** Start **

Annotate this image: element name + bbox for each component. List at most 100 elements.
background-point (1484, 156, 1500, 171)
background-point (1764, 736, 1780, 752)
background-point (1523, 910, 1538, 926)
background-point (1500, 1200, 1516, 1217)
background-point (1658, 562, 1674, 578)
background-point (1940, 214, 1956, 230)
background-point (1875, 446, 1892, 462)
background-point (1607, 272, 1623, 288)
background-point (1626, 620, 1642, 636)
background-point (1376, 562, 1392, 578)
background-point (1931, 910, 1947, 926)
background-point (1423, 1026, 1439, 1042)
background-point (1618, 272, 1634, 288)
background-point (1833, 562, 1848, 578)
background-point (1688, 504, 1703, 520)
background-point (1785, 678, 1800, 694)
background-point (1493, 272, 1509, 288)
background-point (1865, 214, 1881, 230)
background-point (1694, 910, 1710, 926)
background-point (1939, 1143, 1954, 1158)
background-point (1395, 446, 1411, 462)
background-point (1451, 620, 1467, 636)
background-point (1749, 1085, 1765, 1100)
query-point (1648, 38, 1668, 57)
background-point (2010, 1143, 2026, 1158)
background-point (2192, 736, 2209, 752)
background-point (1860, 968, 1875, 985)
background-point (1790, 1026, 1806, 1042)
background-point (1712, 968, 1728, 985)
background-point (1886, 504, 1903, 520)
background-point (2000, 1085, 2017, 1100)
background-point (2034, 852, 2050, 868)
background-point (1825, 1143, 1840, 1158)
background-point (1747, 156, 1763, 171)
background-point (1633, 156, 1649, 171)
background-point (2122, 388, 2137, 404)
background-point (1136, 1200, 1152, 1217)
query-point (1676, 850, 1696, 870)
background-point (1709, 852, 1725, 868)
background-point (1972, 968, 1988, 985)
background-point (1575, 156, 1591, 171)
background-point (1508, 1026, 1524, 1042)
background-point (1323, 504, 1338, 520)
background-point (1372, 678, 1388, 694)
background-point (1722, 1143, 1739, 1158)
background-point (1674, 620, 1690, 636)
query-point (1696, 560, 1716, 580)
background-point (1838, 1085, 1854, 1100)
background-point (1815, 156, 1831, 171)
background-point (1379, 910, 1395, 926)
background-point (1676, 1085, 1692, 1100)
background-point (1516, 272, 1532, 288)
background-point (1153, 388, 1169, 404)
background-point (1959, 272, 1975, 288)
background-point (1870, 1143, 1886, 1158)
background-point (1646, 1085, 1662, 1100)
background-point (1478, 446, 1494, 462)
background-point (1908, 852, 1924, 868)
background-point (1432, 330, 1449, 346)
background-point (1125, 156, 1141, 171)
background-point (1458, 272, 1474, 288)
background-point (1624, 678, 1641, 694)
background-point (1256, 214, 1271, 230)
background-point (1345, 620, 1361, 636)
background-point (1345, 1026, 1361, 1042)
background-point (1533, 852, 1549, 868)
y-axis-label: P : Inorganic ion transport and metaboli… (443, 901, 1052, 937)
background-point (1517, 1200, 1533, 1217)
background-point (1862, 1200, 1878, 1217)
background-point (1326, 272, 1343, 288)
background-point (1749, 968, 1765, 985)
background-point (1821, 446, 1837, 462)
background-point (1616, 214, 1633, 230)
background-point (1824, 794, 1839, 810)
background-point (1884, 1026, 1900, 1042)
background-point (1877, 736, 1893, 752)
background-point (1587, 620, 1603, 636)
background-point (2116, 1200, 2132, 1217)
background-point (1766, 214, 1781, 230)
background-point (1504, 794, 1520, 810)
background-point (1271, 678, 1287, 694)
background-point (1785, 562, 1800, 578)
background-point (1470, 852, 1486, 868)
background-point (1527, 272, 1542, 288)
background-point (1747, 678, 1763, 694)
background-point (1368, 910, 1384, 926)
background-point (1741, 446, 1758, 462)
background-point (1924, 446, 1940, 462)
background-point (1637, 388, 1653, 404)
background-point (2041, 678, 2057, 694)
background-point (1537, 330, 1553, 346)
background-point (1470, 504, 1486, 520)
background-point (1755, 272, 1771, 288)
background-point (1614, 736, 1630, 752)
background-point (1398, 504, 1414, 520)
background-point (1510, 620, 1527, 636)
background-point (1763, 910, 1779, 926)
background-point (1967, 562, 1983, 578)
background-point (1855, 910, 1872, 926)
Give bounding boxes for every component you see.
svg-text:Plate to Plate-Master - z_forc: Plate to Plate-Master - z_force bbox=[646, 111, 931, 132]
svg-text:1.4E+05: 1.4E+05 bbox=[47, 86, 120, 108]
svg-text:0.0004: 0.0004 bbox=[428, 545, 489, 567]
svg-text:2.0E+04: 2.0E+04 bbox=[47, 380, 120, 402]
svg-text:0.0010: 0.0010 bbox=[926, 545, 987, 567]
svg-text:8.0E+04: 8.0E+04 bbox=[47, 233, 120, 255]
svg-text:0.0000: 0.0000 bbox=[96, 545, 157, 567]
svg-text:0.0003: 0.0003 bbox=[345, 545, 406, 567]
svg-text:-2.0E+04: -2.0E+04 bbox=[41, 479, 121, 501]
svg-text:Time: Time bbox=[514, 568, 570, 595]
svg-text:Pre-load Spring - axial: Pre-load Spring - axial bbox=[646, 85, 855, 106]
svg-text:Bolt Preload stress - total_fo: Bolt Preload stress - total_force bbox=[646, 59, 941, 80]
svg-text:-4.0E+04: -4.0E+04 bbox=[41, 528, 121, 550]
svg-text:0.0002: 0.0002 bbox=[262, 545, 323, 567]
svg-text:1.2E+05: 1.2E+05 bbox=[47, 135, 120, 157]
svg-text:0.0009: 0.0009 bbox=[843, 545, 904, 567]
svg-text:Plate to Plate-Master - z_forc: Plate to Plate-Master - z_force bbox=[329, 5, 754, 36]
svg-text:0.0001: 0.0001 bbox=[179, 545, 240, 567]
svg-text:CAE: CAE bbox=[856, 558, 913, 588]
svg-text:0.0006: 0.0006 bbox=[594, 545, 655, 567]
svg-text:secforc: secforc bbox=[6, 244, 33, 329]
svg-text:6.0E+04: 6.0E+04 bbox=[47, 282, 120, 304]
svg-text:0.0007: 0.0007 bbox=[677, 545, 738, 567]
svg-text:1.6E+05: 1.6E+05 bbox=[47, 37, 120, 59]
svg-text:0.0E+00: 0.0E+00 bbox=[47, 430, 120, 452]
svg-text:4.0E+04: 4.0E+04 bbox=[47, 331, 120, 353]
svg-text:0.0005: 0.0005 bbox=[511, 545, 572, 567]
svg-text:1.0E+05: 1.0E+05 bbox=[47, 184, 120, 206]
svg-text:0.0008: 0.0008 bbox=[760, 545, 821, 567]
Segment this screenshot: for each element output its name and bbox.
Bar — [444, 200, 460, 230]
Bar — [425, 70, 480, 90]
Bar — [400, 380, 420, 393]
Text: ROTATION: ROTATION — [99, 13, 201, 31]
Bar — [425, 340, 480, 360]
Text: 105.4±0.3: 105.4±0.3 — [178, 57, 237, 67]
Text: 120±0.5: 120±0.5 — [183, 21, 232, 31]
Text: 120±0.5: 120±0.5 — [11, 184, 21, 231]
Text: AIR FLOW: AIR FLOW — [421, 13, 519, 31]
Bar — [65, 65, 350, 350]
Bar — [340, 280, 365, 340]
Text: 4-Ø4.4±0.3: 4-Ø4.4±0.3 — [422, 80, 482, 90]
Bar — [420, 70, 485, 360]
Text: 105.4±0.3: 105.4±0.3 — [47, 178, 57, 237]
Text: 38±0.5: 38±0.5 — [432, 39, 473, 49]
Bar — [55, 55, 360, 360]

** End **

Reproduce the full listing above line for line, without changing anything.

Annotate this image: element name + bbox for each component. List at most 100 elements.
background-point (1484, 156, 1500, 171)
background-point (1764, 736, 1780, 752)
background-point (1523, 910, 1538, 926)
background-point (1500, 1200, 1516, 1217)
background-point (1658, 562, 1674, 578)
background-point (1940, 214, 1956, 230)
background-point (1875, 446, 1892, 462)
background-point (1607, 272, 1623, 288)
background-point (1626, 620, 1642, 636)
background-point (1376, 562, 1392, 578)
background-point (1931, 910, 1947, 926)
background-point (1423, 1026, 1439, 1042)
background-point (1618, 272, 1634, 288)
background-point (1833, 562, 1848, 578)
background-point (1688, 504, 1703, 520)
background-point (1785, 678, 1800, 694)
background-point (1493, 272, 1509, 288)
background-point (1865, 214, 1881, 230)
background-point (1694, 910, 1710, 926)
background-point (1939, 1143, 1954, 1158)
background-point (1395, 446, 1411, 462)
background-point (1451, 620, 1467, 636)
background-point (1749, 1085, 1765, 1100)
query-point (1648, 38, 1668, 57)
background-point (2010, 1143, 2026, 1158)
background-point (2192, 736, 2209, 752)
background-point (1860, 968, 1875, 985)
background-point (1790, 1026, 1806, 1042)
background-point (1712, 968, 1728, 985)
background-point (1886, 504, 1903, 520)
background-point (2000, 1085, 2017, 1100)
background-point (2034, 852, 2050, 868)
background-point (1825, 1143, 1840, 1158)
background-point (1747, 156, 1763, 171)
background-point (1633, 156, 1649, 171)
background-point (2122, 388, 2137, 404)
background-point (1136, 1200, 1152, 1217)
query-point (1676, 850, 1696, 870)
background-point (1709, 852, 1725, 868)
background-point (1972, 968, 1988, 985)
background-point (1575, 156, 1591, 171)
background-point (1508, 1026, 1524, 1042)
background-point (1323, 504, 1338, 520)
background-point (1372, 678, 1388, 694)
background-point (1722, 1143, 1739, 1158)
background-point (1674, 620, 1690, 636)
query-point (1696, 560, 1716, 580)
background-point (1838, 1085, 1854, 1100)
background-point (1815, 156, 1831, 171)
background-point (1379, 910, 1395, 926)
background-point (1676, 1085, 1692, 1100)
background-point (1516, 272, 1532, 288)
background-point (1153, 388, 1169, 404)
background-point (1959, 272, 1975, 288)
background-point (1870, 1143, 1886, 1158)
background-point (1646, 1085, 1662, 1100)
background-point (1478, 446, 1494, 462)
background-point (1908, 852, 1924, 868)
background-point (1432, 330, 1449, 346)
background-point (1125, 156, 1141, 171)
background-point (1458, 272, 1474, 288)
background-point (1624, 678, 1641, 694)
background-point (1256, 214, 1271, 230)
background-point (1345, 620, 1361, 636)
background-point (1345, 1026, 1361, 1042)
background-point (1533, 852, 1549, 868)
y-axis-label: P : Inorganic ion transport and metaboli… (443, 901, 1052, 937)
background-point (1517, 1200, 1533, 1217)
background-point (1862, 1200, 1878, 1217)
background-point (1326, 272, 1343, 288)
background-point (1749, 968, 1765, 985)
background-point (1821, 446, 1837, 462)
background-point (1616, 214, 1633, 230)
background-point (1824, 794, 1839, 810)
background-point (1884, 1026, 1900, 1042)
background-point (1877, 736, 1893, 752)
background-point (1587, 620, 1603, 636)
background-point (2116, 1200, 2132, 1217)
background-point (1766, 214, 1781, 230)
background-point (1504, 794, 1520, 810)
background-point (1271, 678, 1287, 694)
background-point (1785, 562, 1800, 578)
background-point (1470, 852, 1486, 868)
background-point (1527, 272, 1542, 288)
background-point (1747, 678, 1763, 694)
background-point (1368, 910, 1384, 926)
background-point (1741, 446, 1758, 462)
background-point (1924, 446, 1940, 462)
background-point (1637, 388, 1653, 404)
background-point (2041, 678, 2057, 694)
background-point (1537, 330, 1553, 346)
background-point (1470, 504, 1486, 520)
background-point (1755, 272, 1771, 288)
background-point (1614, 736, 1630, 752)
background-point (1398, 504, 1414, 520)
background-point (1510, 620, 1527, 636)
background-point (1763, 910, 1779, 926)
background-point (1967, 562, 1983, 578)
background-point (1855, 910, 1872, 926)
Give bounding boxes for every component you see.
svg-text:Plate to Plate-Master - z_forc: Plate to Plate-Master - z_force bbox=[646, 111, 931, 132]
svg-text:1.4E+05: 1.4E+05 bbox=[47, 86, 120, 108]
svg-text:0.0004: 0.0004 bbox=[428, 545, 489, 567]
svg-text:2.0E+04: 2.0E+04 bbox=[47, 380, 120, 402]
svg-text:0.0010: 0.0010 bbox=[926, 545, 987, 567]
svg-text:8.0E+04: 8.0E+04 bbox=[47, 233, 120, 255]
svg-text:0.0000: 0.0000 bbox=[96, 545, 157, 567]
svg-text:0.0003: 0.0003 bbox=[345, 545, 406, 567]
svg-text:-2.0E+04: -2.0E+04 bbox=[41, 479, 121, 501]
svg-text:Time: Time bbox=[514, 568, 570, 595]
svg-text:Pre-load Spring - axial: Pre-load Spring - axial bbox=[646, 85, 855, 106]
svg-text:Bolt Preload stress - total_fo: Bolt Preload stress - total_force bbox=[646, 59, 941, 80]
svg-text:-4.0E+04: -4.0E+04 bbox=[41, 528, 121, 550]
svg-text:0.0002: 0.0002 bbox=[262, 545, 323, 567]
svg-text:1.2E+05: 1.2E+05 bbox=[47, 135, 120, 157]
svg-text:0.0009: 0.0009 bbox=[843, 545, 904, 567]
svg-text:Plate to Plate-Master - z_forc: Plate to Plate-Master - z_force bbox=[329, 5, 754, 36]
svg-text:0.0001: 0.0001 bbox=[179, 545, 240, 567]
svg-text:CAE: CAE bbox=[856, 558, 913, 588]
svg-text:0.0006: 0.0006 bbox=[594, 545, 655, 567]
svg-text:secforc: secforc bbox=[6, 244, 33, 329]
svg-text:6.0E+04: 6.0E+04 bbox=[47, 282, 120, 304]
svg-text:0.0007: 0.0007 bbox=[677, 545, 738, 567]
svg-text:1.6E+05: 1.6E+05 bbox=[47, 37, 120, 59]
svg-text:0.0E+00: 0.0E+00 bbox=[47, 430, 120, 452]
svg-text:4.0E+04: 4.0E+04 bbox=[47, 331, 120, 353]
svg-text:0.0005: 0.0005 bbox=[511, 545, 572, 567]
svg-text:1.0E+05: 1.0E+05 bbox=[47, 184, 120, 206]
svg-text:0.0008: 0.0008 bbox=[760, 545, 821, 567]
Segment this screenshot: for each element output its name and bbox.
Bar — [444, 200, 460, 230]
Bar — [425, 70, 480, 90]
Bar — [400, 380, 420, 393]
Text: ROTATION: ROTATION — [99, 13, 201, 31]
Bar — [425, 340, 480, 360]
Text: 105.4±0.3: 105.4±0.3 — [178, 57, 237, 67]
Text: 120±0.5: 120±0.5 — [183, 21, 232, 31]
Text: 120±0.5: 120±0.5 — [11, 184, 21, 231]
Text: AIR FLOW: AIR FLOW — [421, 13, 519, 31]
Bar — [65, 65, 350, 350]
Bar — [340, 280, 365, 340]
Text: 4-Ø4.4±0.3: 4-Ø4.4±0.3 — [422, 80, 482, 90]
Bar — [420, 70, 485, 360]
Text: 105.4±0.3: 105.4±0.3 — [47, 178, 57, 237]
Text: 38±0.5: 38±0.5 — [432, 39, 473, 49]
Bar — [55, 55, 360, 360]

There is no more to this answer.